**Dataset rows:**
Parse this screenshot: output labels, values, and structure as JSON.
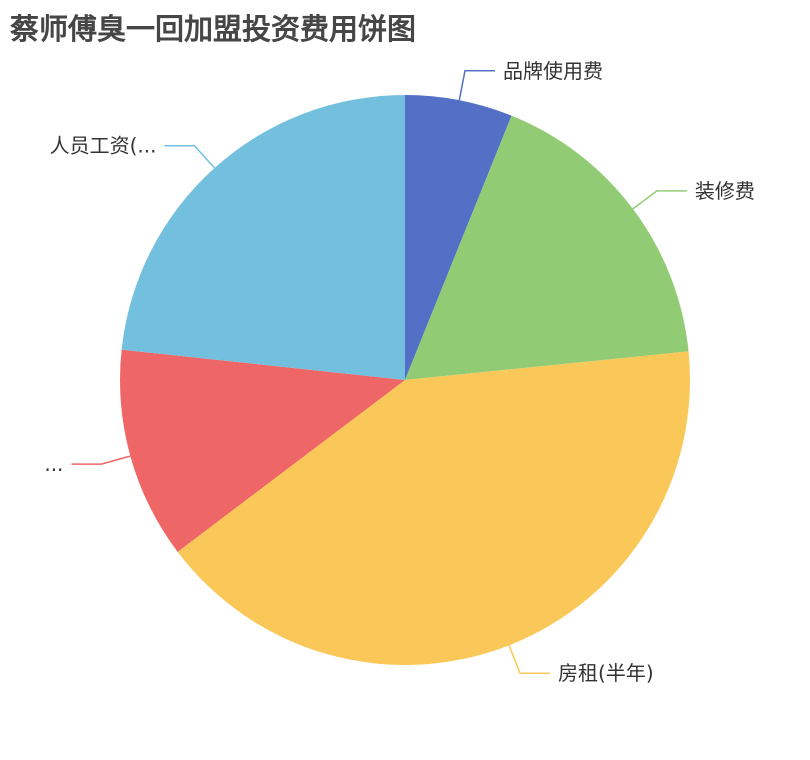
{
  "chart_data": {
    "type": "pie",
    "title": "蔡师傅臭一回加盟投资费用饼图",
    "start_angle": "top, clockwise",
    "slices": [
      {
        "label": "品牌使用费",
        "value": 6.1,
        "color": "#5470c6"
      },
      {
        "label": "装修费",
        "value": 17.3,
        "color": "#91cc75"
      },
      {
        "label": "房租(半年)",
        "value": 41.3,
        "color": "#fac858"
      },
      {
        "label": "...",
        "value": 12.0,
        "color": "#ee6666"
      },
      {
        "label": "人员工资(...",
        "value": 23.3,
        "color": "#73c0de"
      }
    ]
  }
}
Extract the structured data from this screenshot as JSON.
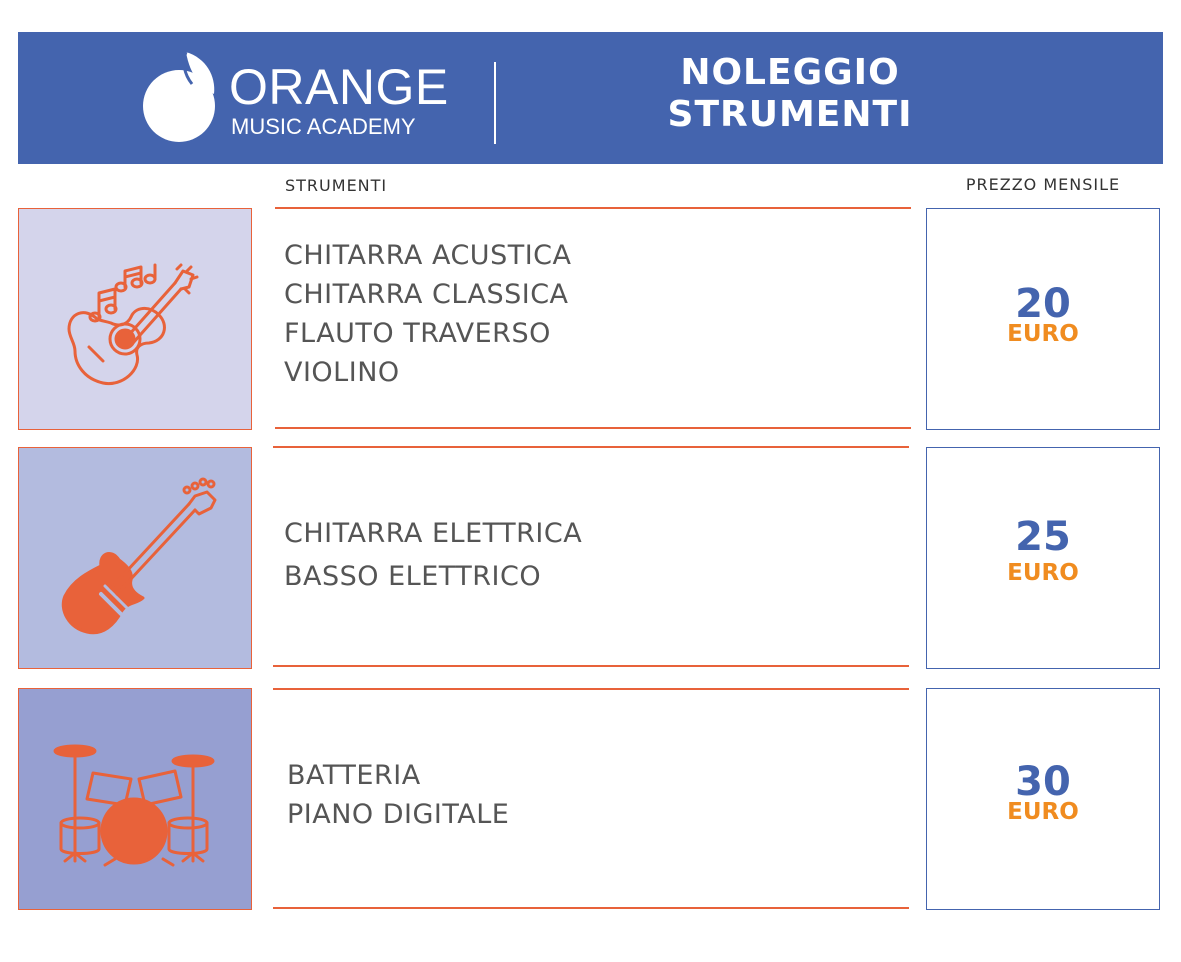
{
  "header": {
    "brand_name": "ORANGE",
    "brand_sub": "MUSIC ACADEMY",
    "title_line1": "NOLEGGIO",
    "title_line2": "STRUMENTI"
  },
  "columns": {
    "instruments": "STRUMENTI",
    "monthly_price": "PREZZO MENSILE"
  },
  "colors": {
    "brand_blue": "#4464ae",
    "accent_orange": "#e8623a",
    "price_unit_orange": "#f08c20"
  },
  "rows": [
    {
      "icon": "acoustic-guitar-icon",
      "items": [
        "CHITARRA ACUSTICA",
        "CHITARRA CLASSICA",
        "FLAUTO TRAVERSO",
        "VIOLINO"
      ],
      "price": "20",
      "unit": "EURO",
      "bg": "#d4d4eb"
    },
    {
      "icon": "electric-guitar-icon",
      "items": [
        "CHITARRA ELETTRICA",
        "BASSO ELETTRICO"
      ],
      "price": "25",
      "unit": "EURO",
      "bg": "#b3bbdf"
    },
    {
      "icon": "drum-kit-icon",
      "items": [
        "BATTERIA",
        "PIANO DIGITALE"
      ],
      "price": "30",
      "unit": "EURO",
      "bg": "#969fd1"
    }
  ]
}
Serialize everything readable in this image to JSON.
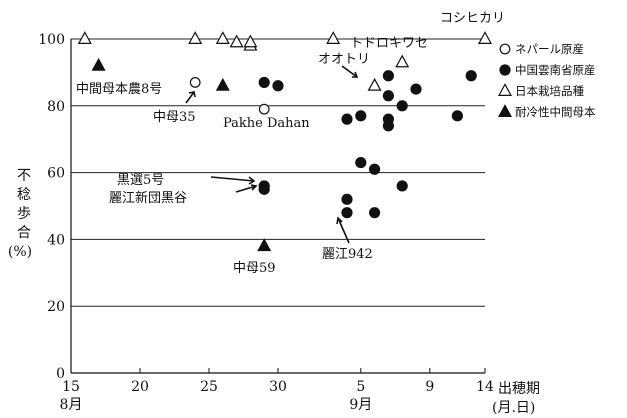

**What is expected:** Copy the listing in full and without alteration, omitting every picture.

**Complete response:**
Parse this screenshot: output labels, values, and structure as JSON.
{
  "chart_data": {
    "type": "pie",
    "title": "蔡师傅臭一回加盟投资费用饼图",
    "start_angle": "top, clockwise",
    "slices": [
      {
        "label": "品牌使用费",
        "value": 6.1,
        "color": "#5470c6"
      },
      {
        "label": "装修费",
        "value": 17.3,
        "color": "#91cc75"
      },
      {
        "label": "房租(半年)",
        "value": 41.3,
        "color": "#fac858"
      },
      {
        "label": "...",
        "value": 12.0,
        "color": "#ee6666"
      },
      {
        "label": "人员工资(...",
        "value": 23.3,
        "color": "#73c0de"
      }
    ]
  }
}
Extract the structured data from this screenshot as JSON.
{
  "header": {
    "brand_name": "ORANGE",
    "brand_sub": "MUSIC ACADEMY",
    "title_line1": "NOLEGGIO",
    "title_line2": "STRUMENTI"
  },
  "columns": {
    "instruments": "STRUMENTI",
    "monthly_price": "PREZZO MENSILE"
  },
  "colors": {
    "brand_blue": "#4464ae",
    "accent_orange": "#e8623a",
    "price_unit_orange": "#f08c20"
  },
  "rows": [
    {
      "icon": "acoustic-guitar-icon",
      "items": [
        "CHITARRA ACUSTICA",
        "CHITARRA CLASSICA",
        "FLAUTO TRAVERSO",
        "VIOLINO"
      ],
      "price": "20",
      "unit": "EURO",
      "bg": "#d4d4eb"
    },
    {
      "icon": "electric-guitar-icon",
      "items": [
        "CHITARRA ELETTRICA",
        "BASSO ELETTRICO"
      ],
      "price": "25",
      "unit": "EURO",
      "bg": "#b3bbdf"
    },
    {
      "icon": "drum-kit-icon",
      "items": [
        "BATTERIA",
        "PIANO DIGITALE"
      ],
      "price": "30",
      "unit": "EURO",
      "bg": "#969fd1"
    }
  ]
}
Serialize everything readable in this image to JSON.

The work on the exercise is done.